**SET EXERCISE:** Say how many lines include "requests", with no words around the number.

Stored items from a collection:
◇ ◇ ◇

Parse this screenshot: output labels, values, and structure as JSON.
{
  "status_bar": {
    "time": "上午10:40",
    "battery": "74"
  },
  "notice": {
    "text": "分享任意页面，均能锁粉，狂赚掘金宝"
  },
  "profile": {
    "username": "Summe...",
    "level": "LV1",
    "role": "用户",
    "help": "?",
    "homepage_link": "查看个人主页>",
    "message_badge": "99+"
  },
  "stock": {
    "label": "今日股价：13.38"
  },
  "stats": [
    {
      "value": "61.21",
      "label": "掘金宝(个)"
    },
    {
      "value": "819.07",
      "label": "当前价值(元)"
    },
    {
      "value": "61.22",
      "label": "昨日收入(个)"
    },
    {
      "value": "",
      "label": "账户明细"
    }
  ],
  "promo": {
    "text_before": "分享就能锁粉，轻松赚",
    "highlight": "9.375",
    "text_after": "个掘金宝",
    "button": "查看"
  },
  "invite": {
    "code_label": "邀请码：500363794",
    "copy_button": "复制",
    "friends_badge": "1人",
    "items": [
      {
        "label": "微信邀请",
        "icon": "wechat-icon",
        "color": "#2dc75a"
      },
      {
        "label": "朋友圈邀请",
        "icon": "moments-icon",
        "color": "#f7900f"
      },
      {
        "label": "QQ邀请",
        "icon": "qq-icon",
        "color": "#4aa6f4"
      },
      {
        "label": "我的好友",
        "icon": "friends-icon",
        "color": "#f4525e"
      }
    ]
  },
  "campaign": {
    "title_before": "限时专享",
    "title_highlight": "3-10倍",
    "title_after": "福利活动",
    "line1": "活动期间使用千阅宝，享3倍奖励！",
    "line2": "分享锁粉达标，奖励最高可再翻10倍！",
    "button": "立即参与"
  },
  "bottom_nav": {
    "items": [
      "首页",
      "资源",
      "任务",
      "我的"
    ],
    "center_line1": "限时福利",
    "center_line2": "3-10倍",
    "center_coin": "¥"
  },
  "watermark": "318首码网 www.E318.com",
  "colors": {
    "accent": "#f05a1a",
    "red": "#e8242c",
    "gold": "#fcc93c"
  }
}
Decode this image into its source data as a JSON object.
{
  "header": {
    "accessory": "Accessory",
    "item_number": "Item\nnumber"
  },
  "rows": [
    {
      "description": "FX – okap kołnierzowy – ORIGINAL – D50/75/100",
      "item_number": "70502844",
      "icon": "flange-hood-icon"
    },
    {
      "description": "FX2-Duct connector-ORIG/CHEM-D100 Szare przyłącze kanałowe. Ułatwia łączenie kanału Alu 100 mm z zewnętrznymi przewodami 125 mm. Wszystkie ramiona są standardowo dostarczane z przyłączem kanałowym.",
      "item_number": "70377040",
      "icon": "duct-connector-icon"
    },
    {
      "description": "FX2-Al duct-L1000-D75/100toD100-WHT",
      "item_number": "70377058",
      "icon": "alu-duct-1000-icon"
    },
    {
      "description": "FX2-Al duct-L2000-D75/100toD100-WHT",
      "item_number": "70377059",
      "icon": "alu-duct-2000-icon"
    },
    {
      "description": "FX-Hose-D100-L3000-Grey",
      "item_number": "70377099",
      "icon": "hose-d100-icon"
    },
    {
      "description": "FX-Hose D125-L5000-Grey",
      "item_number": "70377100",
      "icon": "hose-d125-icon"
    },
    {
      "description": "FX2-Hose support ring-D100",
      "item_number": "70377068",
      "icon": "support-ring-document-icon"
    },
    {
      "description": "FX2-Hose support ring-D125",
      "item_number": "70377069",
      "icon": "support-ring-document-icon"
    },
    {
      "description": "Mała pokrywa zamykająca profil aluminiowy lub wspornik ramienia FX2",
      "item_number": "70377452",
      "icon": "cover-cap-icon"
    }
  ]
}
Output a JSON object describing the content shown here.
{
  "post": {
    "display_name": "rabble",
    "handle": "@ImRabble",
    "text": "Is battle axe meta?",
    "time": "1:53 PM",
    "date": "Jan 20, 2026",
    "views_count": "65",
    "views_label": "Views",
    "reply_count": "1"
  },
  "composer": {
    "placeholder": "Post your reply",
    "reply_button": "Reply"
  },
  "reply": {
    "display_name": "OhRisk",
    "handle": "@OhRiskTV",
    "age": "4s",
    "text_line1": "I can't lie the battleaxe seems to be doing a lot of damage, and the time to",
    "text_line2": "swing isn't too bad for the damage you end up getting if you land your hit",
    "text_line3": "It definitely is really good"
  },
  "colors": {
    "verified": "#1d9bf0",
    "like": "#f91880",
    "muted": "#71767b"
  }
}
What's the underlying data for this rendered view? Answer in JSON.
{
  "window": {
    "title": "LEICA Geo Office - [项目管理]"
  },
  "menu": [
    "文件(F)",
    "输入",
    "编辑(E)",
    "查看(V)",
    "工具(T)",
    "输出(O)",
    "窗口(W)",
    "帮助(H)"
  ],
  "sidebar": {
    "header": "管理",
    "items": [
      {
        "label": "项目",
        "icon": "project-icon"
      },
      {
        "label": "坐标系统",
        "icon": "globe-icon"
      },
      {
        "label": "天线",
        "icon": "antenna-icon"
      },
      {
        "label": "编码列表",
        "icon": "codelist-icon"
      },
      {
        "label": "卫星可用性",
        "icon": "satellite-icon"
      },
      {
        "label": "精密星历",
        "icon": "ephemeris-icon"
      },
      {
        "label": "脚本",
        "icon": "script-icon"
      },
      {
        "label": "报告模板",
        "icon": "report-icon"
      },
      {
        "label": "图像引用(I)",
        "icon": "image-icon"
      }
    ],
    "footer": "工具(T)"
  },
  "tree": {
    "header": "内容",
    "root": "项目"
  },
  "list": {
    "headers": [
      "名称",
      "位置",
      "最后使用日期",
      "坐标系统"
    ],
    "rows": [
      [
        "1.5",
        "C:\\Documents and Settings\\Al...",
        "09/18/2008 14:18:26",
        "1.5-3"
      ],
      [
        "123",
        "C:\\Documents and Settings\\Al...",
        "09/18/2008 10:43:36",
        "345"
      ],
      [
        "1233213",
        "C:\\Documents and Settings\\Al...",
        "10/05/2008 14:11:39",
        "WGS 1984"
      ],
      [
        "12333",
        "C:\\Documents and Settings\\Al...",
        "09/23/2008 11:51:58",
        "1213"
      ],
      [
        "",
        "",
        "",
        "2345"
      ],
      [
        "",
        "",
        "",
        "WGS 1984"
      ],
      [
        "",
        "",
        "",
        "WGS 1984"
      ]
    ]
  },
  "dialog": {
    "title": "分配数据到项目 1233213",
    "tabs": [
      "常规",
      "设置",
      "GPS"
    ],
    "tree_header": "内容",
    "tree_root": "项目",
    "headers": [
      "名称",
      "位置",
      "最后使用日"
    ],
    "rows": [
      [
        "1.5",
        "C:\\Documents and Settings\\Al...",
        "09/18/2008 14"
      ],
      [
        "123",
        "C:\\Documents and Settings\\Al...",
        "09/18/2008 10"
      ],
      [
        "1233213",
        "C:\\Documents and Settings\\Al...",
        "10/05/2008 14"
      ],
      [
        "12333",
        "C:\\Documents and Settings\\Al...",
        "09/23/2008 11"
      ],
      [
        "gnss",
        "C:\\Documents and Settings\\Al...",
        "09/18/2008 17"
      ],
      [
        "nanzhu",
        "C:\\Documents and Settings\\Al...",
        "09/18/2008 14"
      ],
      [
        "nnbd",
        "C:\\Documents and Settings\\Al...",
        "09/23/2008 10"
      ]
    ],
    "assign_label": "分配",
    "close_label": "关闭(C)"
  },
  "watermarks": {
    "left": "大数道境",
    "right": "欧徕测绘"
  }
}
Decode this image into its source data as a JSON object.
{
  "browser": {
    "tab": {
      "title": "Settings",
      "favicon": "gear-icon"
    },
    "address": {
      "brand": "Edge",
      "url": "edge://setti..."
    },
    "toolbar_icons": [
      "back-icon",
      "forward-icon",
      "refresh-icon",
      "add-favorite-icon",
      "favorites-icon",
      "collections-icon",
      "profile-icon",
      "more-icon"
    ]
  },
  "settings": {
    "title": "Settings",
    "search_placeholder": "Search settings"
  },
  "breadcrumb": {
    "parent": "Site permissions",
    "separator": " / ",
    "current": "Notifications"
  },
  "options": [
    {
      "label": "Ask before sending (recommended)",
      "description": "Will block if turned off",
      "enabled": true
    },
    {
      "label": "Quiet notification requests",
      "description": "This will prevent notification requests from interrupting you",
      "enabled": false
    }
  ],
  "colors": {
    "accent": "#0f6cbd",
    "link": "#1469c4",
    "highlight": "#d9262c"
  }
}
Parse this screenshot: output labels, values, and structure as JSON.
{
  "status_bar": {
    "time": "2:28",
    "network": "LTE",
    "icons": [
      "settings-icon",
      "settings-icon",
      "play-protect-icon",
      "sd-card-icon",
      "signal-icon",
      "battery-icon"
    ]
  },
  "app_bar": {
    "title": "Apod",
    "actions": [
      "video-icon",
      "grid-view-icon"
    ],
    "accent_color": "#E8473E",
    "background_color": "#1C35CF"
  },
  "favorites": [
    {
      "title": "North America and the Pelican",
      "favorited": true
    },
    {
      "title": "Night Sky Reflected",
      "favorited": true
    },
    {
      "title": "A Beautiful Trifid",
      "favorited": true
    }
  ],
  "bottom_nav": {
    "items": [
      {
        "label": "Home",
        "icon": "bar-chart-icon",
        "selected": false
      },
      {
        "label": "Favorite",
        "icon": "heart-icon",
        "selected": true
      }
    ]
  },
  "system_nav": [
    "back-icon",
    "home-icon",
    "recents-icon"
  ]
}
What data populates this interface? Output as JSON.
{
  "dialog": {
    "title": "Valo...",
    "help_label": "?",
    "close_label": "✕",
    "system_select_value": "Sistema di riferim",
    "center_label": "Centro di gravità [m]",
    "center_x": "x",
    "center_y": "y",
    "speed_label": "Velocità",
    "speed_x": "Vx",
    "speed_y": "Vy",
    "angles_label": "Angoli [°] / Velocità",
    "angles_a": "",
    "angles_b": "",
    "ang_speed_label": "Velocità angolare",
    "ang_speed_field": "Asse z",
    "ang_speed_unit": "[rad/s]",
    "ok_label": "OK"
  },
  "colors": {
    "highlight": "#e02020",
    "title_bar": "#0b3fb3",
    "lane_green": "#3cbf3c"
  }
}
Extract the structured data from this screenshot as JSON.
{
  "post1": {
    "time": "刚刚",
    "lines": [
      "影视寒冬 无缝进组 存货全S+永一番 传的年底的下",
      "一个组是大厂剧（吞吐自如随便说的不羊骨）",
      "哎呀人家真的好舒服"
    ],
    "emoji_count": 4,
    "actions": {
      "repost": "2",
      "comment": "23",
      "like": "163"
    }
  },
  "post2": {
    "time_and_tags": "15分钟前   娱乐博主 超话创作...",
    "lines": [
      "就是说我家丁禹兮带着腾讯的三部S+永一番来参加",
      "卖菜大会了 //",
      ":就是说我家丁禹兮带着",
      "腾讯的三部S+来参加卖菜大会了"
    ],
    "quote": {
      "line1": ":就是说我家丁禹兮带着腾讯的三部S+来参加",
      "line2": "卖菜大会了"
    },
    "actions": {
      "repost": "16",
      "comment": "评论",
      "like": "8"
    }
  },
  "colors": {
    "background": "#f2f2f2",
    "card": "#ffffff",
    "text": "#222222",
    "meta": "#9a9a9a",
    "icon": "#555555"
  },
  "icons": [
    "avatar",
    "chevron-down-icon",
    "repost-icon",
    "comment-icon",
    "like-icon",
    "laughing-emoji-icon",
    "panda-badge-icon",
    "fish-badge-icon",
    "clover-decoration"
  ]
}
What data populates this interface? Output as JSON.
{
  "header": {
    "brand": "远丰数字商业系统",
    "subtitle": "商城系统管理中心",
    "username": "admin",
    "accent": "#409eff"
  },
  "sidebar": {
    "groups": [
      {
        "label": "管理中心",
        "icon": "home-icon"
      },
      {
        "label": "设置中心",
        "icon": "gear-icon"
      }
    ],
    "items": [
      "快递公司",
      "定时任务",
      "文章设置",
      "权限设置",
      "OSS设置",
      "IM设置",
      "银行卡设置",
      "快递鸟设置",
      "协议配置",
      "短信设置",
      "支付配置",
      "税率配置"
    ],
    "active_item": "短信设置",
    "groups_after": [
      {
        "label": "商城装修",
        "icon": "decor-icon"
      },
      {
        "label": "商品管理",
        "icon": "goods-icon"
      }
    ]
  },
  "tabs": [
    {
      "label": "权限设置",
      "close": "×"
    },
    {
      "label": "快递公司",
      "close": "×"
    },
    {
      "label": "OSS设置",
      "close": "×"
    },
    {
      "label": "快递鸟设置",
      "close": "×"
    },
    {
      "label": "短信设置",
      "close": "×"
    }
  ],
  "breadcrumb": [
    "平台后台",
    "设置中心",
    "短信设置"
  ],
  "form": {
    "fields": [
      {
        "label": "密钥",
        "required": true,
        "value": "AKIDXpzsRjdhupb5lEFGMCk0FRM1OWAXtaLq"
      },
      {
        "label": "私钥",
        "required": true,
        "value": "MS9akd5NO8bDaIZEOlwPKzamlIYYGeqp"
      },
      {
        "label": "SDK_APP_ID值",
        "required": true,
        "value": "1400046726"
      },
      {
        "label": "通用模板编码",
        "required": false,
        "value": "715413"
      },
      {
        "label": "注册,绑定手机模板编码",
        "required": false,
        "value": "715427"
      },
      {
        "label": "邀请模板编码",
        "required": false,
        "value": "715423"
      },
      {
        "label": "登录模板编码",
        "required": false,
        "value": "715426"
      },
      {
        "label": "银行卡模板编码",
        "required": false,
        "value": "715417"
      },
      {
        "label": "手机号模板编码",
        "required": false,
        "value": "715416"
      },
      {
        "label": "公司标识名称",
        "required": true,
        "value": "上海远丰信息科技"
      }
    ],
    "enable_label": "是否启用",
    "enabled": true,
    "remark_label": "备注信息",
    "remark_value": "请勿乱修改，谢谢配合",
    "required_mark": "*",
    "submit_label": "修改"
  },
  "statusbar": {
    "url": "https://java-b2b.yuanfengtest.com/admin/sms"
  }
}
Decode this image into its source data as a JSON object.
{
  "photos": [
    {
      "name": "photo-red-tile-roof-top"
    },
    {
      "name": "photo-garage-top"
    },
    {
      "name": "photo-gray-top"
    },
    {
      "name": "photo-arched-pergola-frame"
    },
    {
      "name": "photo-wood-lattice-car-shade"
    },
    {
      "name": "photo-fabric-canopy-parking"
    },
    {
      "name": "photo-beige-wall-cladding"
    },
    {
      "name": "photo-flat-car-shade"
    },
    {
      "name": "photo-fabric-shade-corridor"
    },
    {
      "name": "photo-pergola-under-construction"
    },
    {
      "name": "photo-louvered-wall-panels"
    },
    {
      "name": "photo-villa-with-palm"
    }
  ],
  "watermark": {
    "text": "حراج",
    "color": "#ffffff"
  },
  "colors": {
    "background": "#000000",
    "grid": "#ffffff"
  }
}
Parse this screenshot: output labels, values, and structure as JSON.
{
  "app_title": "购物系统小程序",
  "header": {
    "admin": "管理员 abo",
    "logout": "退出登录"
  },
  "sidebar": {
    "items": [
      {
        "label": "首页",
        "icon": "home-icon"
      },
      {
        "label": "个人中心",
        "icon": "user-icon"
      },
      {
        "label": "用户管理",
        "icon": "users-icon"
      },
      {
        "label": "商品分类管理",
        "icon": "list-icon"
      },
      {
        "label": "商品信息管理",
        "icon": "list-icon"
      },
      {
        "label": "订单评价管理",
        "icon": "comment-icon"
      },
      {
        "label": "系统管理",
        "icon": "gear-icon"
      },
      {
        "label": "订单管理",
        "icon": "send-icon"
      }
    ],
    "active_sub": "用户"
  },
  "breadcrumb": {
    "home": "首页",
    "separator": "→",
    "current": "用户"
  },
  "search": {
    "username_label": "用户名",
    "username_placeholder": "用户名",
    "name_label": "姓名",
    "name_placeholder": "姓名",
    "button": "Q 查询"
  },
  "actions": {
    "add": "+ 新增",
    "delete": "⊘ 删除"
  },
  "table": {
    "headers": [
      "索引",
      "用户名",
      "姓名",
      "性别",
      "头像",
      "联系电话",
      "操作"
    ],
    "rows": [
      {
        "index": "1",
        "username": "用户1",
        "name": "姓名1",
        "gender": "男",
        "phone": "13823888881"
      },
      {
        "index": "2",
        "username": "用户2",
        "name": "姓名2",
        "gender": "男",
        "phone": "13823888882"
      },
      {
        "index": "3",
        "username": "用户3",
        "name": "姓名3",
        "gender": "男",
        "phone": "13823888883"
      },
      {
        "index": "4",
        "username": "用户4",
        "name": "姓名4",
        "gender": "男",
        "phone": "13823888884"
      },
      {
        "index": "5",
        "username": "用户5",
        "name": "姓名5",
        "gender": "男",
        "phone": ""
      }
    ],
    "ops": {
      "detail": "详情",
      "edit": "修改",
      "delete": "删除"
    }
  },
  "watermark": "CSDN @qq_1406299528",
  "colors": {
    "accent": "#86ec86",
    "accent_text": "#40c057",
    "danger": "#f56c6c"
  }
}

◇ ◇ ◇

**EXERCISE OUTPUT:** 2